#### What you will do
• a. List the names of all riders given in the results of the Paris–Troyes race article.
• b. Return the lines of the entries starting at the very first line and ending with the line that contains "chevron-down-icon[interactable]: ⌵: [697, 152, 705, 170]", including both of those lines.

+++ Article +++

2018 Paris–Troyes

Race details
- Dates: 11 March 2018
- Stages: 1
- Distance: 180.3 km (112.0 mi)
- Winning time: 4h 29' 55"

Results
- Winner / Adrien Petit (FRA) / (Direct Énergie)
- Second / Lorrenzo Manzin (FRA) / (Vital Concept)
- Third / Damien Touzé (FRA) / (St. Michel–Auber93)

= 2018 Paris–Troyes =

The 2018 Paris–Troyes was the 60th edition of Paris–Troyes road cycling one day race. It was part of UCI Europe Tour in category 1.2.

==Teams==
Twenty-two teams were invited to take part in the race. These included five UCI Professional Continental teams and seventeen UCI Continental teams.

+++ Given data +++

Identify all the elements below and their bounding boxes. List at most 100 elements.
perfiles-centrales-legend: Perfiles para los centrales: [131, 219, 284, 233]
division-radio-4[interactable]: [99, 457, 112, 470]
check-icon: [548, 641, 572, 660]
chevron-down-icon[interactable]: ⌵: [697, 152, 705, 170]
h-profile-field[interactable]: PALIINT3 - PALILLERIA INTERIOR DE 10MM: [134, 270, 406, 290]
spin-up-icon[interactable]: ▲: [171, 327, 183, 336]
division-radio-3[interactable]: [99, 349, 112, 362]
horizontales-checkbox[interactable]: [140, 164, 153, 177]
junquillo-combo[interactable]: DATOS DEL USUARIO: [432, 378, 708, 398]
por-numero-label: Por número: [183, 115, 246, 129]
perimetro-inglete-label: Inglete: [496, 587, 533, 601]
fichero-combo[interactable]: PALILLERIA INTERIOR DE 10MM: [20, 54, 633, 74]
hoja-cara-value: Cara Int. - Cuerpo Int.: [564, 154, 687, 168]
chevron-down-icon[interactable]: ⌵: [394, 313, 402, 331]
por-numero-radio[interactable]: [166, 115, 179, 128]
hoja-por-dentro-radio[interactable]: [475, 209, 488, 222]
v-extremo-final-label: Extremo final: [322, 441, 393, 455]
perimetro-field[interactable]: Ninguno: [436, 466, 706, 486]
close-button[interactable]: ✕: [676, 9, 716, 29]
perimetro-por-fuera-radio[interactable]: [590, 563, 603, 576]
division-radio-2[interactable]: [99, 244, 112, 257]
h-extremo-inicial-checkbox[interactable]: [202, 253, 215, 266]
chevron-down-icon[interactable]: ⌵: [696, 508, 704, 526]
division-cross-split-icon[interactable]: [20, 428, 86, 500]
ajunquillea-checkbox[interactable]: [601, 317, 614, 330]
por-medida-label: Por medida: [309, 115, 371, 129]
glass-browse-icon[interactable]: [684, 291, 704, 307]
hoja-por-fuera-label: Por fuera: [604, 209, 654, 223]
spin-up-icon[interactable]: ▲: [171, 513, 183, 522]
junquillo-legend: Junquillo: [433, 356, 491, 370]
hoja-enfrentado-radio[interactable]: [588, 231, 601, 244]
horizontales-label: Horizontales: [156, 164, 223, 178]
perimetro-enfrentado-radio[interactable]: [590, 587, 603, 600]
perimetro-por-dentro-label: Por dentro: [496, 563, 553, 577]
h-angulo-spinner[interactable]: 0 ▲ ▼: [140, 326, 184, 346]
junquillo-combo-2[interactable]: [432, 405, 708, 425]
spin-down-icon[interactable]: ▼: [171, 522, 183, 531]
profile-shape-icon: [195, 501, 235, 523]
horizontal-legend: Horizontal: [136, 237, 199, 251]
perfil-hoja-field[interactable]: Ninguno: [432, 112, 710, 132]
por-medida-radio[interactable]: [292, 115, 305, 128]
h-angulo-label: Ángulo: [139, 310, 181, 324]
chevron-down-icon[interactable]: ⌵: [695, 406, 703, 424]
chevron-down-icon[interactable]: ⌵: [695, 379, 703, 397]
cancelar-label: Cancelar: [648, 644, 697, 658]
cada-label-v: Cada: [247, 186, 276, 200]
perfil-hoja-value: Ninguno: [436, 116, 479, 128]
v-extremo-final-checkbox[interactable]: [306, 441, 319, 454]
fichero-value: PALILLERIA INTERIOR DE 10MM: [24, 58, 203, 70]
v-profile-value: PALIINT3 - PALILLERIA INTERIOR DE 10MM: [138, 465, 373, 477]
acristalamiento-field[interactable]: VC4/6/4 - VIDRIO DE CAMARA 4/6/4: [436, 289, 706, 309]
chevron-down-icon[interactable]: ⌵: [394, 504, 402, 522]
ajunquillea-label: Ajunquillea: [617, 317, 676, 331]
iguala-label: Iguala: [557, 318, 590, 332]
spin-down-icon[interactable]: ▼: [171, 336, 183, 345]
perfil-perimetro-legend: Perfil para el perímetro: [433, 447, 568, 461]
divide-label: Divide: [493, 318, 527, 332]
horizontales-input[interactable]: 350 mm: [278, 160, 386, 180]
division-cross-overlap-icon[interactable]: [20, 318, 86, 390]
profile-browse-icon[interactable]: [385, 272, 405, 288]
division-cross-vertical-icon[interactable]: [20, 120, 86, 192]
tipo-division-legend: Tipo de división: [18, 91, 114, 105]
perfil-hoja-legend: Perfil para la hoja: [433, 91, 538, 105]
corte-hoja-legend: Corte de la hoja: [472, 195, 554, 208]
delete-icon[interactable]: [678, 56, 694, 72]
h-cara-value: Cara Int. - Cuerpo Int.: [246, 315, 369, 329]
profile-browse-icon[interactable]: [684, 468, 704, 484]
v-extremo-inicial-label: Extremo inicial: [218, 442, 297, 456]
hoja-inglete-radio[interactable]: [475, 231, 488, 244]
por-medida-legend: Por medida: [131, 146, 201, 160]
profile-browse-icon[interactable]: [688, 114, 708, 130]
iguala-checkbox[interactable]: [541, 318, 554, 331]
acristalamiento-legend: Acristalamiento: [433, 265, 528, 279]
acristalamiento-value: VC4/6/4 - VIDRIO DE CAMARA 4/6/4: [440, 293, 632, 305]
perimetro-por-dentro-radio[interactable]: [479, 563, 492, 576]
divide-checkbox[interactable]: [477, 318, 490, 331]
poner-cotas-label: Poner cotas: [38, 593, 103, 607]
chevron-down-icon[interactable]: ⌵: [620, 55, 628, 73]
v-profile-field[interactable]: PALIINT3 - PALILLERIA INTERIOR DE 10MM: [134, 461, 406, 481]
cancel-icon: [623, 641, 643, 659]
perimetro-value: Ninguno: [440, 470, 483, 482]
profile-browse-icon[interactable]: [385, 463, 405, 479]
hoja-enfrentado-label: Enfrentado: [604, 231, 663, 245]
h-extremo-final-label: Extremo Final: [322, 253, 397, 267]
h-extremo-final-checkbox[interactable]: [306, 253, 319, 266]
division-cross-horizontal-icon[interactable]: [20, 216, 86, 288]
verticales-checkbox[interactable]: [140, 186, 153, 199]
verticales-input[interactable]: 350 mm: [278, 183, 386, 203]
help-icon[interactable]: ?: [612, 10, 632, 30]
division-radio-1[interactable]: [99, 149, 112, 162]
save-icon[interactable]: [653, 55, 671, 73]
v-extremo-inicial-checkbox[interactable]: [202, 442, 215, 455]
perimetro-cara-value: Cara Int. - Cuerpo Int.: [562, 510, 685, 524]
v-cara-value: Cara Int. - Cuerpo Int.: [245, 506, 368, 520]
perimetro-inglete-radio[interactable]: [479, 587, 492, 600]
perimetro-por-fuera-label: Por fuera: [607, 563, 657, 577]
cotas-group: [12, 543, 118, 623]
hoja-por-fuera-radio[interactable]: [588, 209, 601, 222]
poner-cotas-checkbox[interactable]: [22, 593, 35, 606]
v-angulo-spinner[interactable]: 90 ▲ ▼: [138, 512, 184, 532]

+++

#### Answers
• a.
Adrien Petit
Lorrenzo Manzin
Damien Touzé

• b.
Identify all the elements below and their bounding boxes. List at most 100 elements.
perfiles-centrales-legend: Perfiles para los centrales: [131, 219, 284, 233]
division-radio-4[interactable]: [99, 457, 112, 470]
check-icon: [548, 641, 572, 660]
chevron-down-icon[interactable]: ⌵: [697, 152, 705, 170]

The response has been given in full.